◆ **Text**

Repository for Challenge - 3 (Algorithms) project made during Microsoft Engage 2022
Sorting Algorithms play an important role in recommendation engines. By the end of the project, the following questions should be answered : - What role is played by sorting algorithms in recommendation engine. - Which sorting algorithm is used in this project and why?
In this project, i have implemented Recommendation Engine for Movies.
Different approaches, choosing an approach and why.
To understand the role of sorting algorithms and make a choice, one should know the different types of filtering algorithms present. They are:
- Content-based filtering - In this, content is recommended to a user based on the past content-interaction of the same user.
- Collaborative filtering - In this, content is recommended to a user based on the similarity of that user's content-interaction to another user's content-interaction. Users with similar activities are recommeded similar contents.
- Hybrid filtering - This is a combination of Content-based and Collaborative filtering.
My objective was to implement an approach that would be :
- relevant to the user (content similarity)
- avoid cold start to the problem Therefore, content-based filtering approach has been used in this project.
Link to the dataset: https://www.kaggle.com/datasets/tmdb/tmdb-movie-metadata/discussion?select=tmdb_5000_movies.csv
The datasets are also available with this repo, in a folder titled Datasets
The following were the factors kept in mind while selecting the dataset :
- Relevant and useful data
- Different and diverse attributes (to facilitate content-based filtering approach)
- Manageable computational load
- Dataset Analysis
- Data Pre-processing
- Model Building (using text vectorization and cosine similarity)
- Model Testing
- Establishing web connection (using streamlit)

◆ **Records provided**

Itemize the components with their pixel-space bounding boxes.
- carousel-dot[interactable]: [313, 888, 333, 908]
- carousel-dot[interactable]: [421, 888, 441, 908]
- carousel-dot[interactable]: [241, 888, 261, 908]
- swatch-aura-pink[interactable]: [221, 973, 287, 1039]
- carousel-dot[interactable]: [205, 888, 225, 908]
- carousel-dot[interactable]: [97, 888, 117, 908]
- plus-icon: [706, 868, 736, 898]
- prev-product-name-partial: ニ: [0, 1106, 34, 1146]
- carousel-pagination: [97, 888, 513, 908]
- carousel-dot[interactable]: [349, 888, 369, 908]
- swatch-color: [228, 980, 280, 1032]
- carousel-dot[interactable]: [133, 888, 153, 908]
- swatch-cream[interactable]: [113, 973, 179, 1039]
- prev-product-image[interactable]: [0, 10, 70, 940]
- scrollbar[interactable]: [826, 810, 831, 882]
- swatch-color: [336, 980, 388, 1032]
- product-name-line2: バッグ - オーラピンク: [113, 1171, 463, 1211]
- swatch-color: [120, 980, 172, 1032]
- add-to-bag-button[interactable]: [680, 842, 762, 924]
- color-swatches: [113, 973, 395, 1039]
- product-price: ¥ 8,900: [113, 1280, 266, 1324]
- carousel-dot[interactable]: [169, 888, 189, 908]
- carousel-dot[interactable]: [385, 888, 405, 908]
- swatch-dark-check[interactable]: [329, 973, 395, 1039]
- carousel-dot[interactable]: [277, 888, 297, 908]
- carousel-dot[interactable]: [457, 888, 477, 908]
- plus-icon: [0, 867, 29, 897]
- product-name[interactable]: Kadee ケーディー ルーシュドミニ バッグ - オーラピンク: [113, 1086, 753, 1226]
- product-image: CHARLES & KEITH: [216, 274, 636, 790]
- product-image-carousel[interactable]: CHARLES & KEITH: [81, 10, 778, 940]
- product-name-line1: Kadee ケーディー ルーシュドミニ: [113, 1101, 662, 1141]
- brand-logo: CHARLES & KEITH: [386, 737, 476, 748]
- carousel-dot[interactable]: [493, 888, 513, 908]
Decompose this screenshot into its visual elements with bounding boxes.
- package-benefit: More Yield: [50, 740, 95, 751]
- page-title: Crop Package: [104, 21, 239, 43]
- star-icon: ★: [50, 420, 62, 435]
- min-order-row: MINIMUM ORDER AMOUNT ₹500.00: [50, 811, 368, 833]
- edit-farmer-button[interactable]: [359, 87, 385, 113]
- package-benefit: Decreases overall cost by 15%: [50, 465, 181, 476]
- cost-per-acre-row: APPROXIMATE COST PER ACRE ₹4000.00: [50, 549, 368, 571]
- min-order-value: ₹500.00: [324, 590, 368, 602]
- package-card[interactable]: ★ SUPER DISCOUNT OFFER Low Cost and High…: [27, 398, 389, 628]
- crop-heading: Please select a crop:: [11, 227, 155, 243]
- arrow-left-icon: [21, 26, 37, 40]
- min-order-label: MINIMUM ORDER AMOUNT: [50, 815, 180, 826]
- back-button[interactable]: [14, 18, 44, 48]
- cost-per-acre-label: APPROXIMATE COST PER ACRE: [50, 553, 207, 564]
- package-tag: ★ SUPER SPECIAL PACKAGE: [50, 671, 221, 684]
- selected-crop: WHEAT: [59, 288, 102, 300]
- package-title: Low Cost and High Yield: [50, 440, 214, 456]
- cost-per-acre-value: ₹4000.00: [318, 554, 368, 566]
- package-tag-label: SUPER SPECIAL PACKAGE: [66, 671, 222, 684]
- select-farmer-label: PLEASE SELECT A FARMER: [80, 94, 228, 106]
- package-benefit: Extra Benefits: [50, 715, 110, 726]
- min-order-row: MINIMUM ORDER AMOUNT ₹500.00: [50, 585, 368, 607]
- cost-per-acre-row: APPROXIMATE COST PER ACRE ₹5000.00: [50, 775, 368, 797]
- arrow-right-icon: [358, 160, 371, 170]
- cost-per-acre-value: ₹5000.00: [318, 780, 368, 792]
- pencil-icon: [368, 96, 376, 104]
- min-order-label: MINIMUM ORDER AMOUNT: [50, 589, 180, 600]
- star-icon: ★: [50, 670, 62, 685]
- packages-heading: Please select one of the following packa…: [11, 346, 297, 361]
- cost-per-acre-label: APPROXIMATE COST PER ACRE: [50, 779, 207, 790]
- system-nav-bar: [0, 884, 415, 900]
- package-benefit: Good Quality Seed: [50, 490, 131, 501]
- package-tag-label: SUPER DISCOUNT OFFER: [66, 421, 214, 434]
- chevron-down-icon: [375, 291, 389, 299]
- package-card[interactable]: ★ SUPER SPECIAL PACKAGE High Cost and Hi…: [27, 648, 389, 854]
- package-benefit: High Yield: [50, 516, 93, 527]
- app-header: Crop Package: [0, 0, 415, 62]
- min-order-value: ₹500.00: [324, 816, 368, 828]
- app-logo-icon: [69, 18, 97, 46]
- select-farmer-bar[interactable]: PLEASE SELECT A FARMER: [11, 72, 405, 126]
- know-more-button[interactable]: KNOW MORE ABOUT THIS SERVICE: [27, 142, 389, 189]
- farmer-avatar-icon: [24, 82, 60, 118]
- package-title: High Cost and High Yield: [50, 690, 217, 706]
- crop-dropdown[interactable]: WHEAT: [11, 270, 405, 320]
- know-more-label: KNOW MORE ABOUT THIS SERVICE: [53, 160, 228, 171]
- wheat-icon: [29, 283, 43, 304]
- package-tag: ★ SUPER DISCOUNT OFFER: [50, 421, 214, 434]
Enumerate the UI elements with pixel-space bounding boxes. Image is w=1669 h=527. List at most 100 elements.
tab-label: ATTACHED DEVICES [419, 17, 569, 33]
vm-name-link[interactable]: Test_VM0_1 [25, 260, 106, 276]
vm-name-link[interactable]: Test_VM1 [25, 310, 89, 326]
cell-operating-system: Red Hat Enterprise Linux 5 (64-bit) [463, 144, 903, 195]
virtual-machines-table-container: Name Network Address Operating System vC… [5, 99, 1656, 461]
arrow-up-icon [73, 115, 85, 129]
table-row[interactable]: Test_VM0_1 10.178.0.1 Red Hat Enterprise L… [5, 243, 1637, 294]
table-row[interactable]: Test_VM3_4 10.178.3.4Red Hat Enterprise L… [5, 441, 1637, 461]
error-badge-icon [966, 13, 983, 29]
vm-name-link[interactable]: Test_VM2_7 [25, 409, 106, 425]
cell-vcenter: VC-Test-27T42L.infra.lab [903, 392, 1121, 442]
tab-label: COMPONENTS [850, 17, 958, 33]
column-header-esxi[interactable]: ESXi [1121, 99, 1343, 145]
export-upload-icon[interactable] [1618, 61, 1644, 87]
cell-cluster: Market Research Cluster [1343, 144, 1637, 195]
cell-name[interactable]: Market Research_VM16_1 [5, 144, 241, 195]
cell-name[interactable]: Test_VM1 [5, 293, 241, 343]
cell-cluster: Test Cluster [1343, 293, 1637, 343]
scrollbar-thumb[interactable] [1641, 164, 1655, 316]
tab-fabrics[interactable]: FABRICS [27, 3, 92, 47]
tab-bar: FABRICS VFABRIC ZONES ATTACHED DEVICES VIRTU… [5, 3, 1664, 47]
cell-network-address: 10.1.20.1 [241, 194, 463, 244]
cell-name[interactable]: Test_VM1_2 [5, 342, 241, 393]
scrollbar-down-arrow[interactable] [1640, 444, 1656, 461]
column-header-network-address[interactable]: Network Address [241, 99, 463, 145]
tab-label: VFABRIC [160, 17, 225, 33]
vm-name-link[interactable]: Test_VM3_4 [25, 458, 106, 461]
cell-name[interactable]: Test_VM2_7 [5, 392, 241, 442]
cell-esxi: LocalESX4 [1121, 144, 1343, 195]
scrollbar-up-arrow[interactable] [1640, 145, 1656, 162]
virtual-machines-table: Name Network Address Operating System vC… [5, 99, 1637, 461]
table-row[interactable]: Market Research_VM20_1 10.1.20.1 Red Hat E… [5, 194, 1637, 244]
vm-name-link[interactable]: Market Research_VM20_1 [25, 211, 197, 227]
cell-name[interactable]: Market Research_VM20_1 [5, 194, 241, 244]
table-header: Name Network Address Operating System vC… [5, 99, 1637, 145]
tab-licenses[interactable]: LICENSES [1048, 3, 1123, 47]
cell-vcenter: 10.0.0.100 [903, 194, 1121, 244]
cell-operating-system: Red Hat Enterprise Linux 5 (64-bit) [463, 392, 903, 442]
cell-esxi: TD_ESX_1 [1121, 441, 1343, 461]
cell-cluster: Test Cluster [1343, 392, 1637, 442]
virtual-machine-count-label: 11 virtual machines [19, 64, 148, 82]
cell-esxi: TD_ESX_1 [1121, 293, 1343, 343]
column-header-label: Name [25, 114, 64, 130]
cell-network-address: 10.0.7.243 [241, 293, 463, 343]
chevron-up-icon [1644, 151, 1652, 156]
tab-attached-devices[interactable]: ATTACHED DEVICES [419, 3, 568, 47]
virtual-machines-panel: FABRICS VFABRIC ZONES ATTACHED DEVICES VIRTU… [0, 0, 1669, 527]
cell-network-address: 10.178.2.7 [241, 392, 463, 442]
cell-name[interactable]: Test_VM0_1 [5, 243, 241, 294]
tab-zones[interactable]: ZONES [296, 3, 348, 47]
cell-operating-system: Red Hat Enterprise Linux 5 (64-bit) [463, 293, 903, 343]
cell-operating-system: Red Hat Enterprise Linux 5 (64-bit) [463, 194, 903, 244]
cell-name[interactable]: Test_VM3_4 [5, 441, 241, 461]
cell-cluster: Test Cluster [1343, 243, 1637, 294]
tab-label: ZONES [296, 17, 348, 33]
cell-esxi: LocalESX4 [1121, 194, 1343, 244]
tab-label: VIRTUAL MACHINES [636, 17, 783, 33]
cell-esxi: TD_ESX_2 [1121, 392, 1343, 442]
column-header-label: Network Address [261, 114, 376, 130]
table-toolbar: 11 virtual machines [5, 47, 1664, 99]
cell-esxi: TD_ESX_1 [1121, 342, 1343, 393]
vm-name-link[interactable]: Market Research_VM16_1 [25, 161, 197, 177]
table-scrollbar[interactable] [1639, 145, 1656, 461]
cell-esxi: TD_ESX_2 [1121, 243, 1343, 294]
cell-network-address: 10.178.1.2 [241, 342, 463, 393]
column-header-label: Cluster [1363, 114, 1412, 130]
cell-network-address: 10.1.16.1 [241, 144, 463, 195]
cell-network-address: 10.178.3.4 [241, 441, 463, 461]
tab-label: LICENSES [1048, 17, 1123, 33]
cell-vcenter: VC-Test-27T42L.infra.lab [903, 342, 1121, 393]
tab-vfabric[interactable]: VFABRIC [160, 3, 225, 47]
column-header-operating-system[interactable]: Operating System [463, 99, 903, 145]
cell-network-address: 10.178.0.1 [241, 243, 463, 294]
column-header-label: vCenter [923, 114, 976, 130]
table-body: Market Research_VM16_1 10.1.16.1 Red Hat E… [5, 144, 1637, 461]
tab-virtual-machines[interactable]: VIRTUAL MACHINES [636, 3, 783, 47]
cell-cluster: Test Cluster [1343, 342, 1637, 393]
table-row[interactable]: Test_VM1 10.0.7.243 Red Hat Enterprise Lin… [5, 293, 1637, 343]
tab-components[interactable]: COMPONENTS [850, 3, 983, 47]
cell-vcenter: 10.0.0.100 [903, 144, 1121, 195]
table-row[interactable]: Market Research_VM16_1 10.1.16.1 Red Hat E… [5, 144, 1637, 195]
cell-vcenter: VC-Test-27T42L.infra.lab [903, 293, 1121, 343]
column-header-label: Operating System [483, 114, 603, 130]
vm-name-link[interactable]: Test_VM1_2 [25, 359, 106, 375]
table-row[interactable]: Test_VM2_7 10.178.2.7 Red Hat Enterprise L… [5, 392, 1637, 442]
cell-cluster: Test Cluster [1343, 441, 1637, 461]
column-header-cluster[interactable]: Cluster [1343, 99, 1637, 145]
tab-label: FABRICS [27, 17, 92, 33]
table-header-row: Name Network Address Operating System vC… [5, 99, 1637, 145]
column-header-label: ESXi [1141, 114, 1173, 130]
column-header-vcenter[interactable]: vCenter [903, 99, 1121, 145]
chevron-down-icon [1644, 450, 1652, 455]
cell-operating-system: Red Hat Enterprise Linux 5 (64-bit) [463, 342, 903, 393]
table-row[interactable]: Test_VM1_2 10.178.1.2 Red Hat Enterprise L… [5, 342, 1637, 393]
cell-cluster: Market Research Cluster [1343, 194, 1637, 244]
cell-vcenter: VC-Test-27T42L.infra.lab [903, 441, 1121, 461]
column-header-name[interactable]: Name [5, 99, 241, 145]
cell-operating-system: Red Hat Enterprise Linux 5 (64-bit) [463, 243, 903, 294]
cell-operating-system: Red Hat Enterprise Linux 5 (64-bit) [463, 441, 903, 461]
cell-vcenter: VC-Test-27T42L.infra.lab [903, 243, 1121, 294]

◆ **What is asked**
A. Answer these questions from the project description above:
(i) Which filtering approach was used in the project?
(ii) In which folder of the repo are the datasets also available?
(iii) What tool is named for establishing the web connection?
B. According to the project description above, why was content-based filtering chosen for this project? Answer in one to three sentences.
C. Extend the project description above, picking up right after its final line.

◆ **Final answers**
A.
(i) Content-based filtering.
(ii) A folder titled Datasets.
(iii) Streamlit.

B. The objective was an approach that would be relevant to the user through content similarity and would avoid the cold start problem. Content-based filtering was therefore used.

C.
To install and run the project on your local system, following are the requirements:
Make sure you have the following libraries installed in your python environment, using the following commands :
pip install ast
pip install nltk
pip install pickle
pip install streamlit
After downloading source code files from this repo, perform the following steps:
- Open get_recommendation.ipynb jupyter notebook file and change the location of datasets in the following visible lines of code :
movies_df = pd.read_csv('C:/Users/Aaheli Paul/Movie-Recommendation-Engine-Engage-2022-Project/Datasets/tmdb_5000_movies.csv')
credits_df = pd.read_csv('C:/Users/Aaheli Paul/Movie-Recommendation-Engine-Engage-2022-Project/Datasets/tmdb_5000_credits.csv')
- Run and execute the get_recommendation.ipynb jupyter notebook file or run the following command on command prompt:
python get_recommendation.ipynb
After completing the execution of this file, there will be two files downloaded to the main folder : movie_list.pkl, similarity.pkl
These files will be used during the execution of app.py file.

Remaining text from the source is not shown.